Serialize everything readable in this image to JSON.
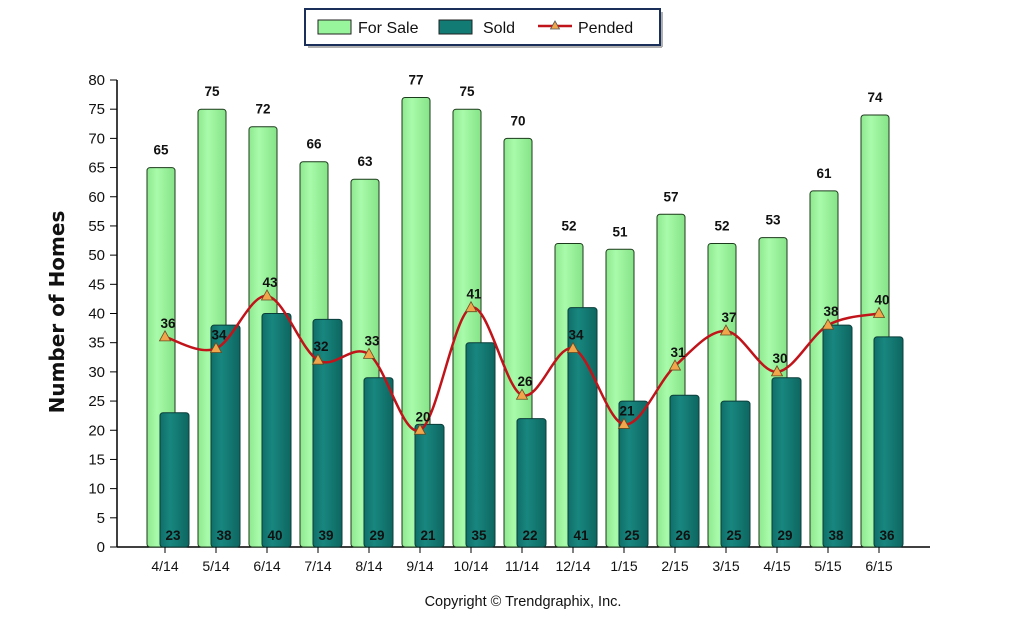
{
  "chart_data": {
    "type": "bar",
    "ylabel": "Number of Homes",
    "xlabel": "",
    "ylim": [
      0,
      80
    ],
    "ytick_step": 5,
    "grid": false,
    "legend_position": "top-center",
    "categories": [
      "4/14",
      "5/14",
      "6/14",
      "7/14",
      "8/14",
      "9/14",
      "10/14",
      "11/14",
      "12/14",
      "1/15",
      "2/15",
      "3/15",
      "4/15",
      "5/15",
      "6/15"
    ],
    "series": [
      {
        "name": "For Sale",
        "type": "bar",
        "color": "#99f59b",
        "values": [
          65,
          75,
          72,
          66,
          63,
          77,
          75,
          70,
          52,
          51,
          57,
          52,
          53,
          61,
          74
        ]
      },
      {
        "name": "Sold",
        "type": "bar",
        "color": "#127b74",
        "values": [
          23,
          38,
          40,
          39,
          29,
          21,
          35,
          22,
          41,
          25,
          26,
          25,
          29,
          38,
          36
        ]
      },
      {
        "name": "Pended",
        "type": "line",
        "color": "#c0141a",
        "marker_color": "#f1a64c",
        "values": [
          36,
          34,
          43,
          32,
          33,
          20,
          41,
          26,
          34,
          21,
          31,
          37,
          30,
          38,
          40
        ]
      }
    ]
  },
  "footer": {
    "copyright": "Copyright © Trendgraphix, Inc."
  }
}
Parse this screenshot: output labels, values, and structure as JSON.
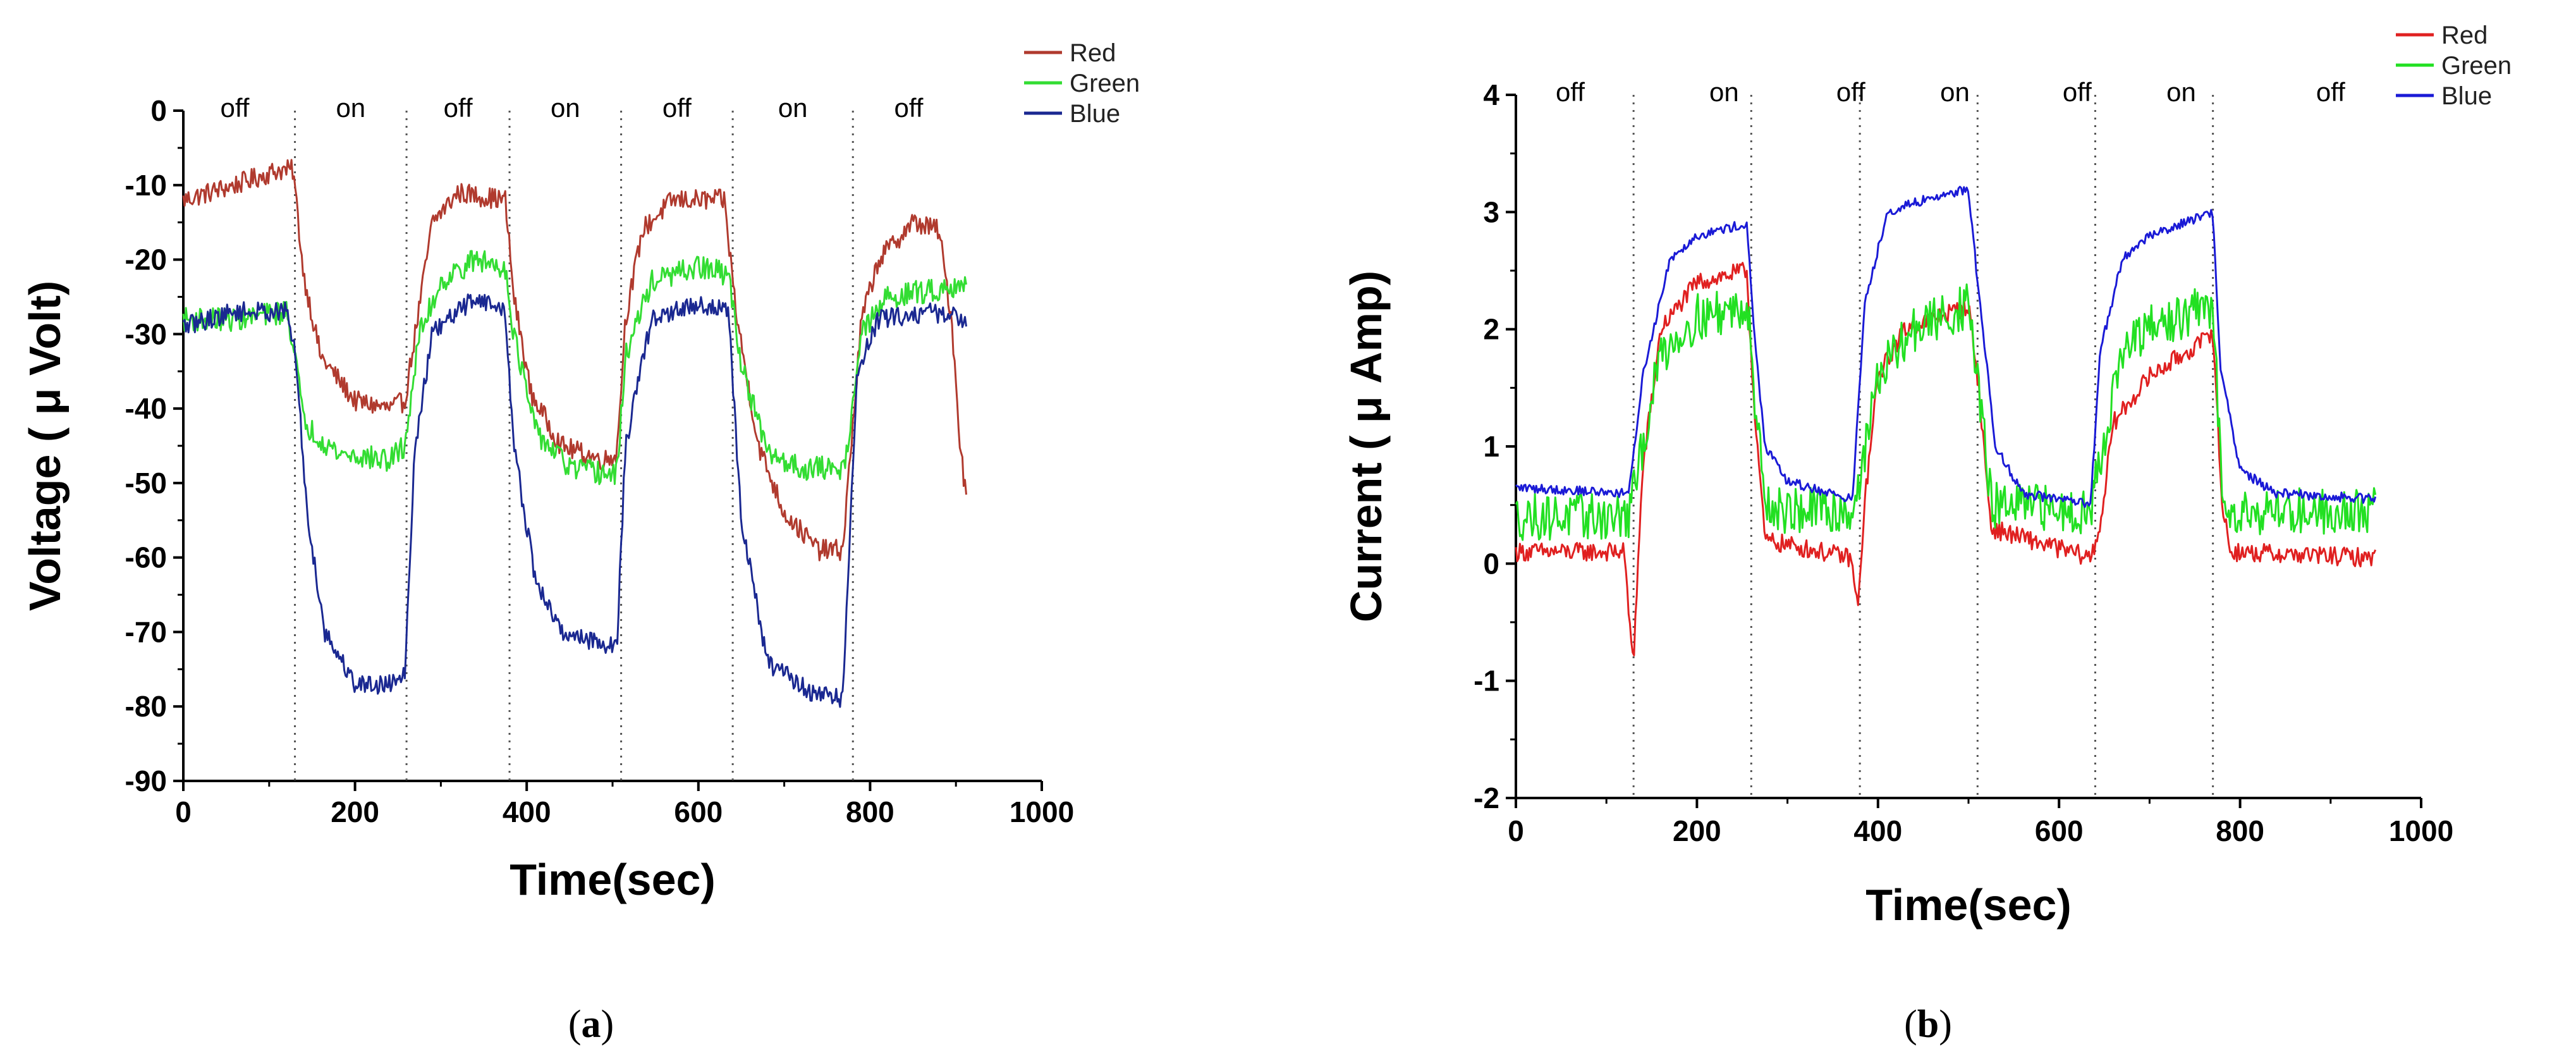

> _EXERCISE DESCRIPTION_: Across the records, how many lines contain "this"? Only the number should be given.

> _WRITTEN SOLUTION_: 2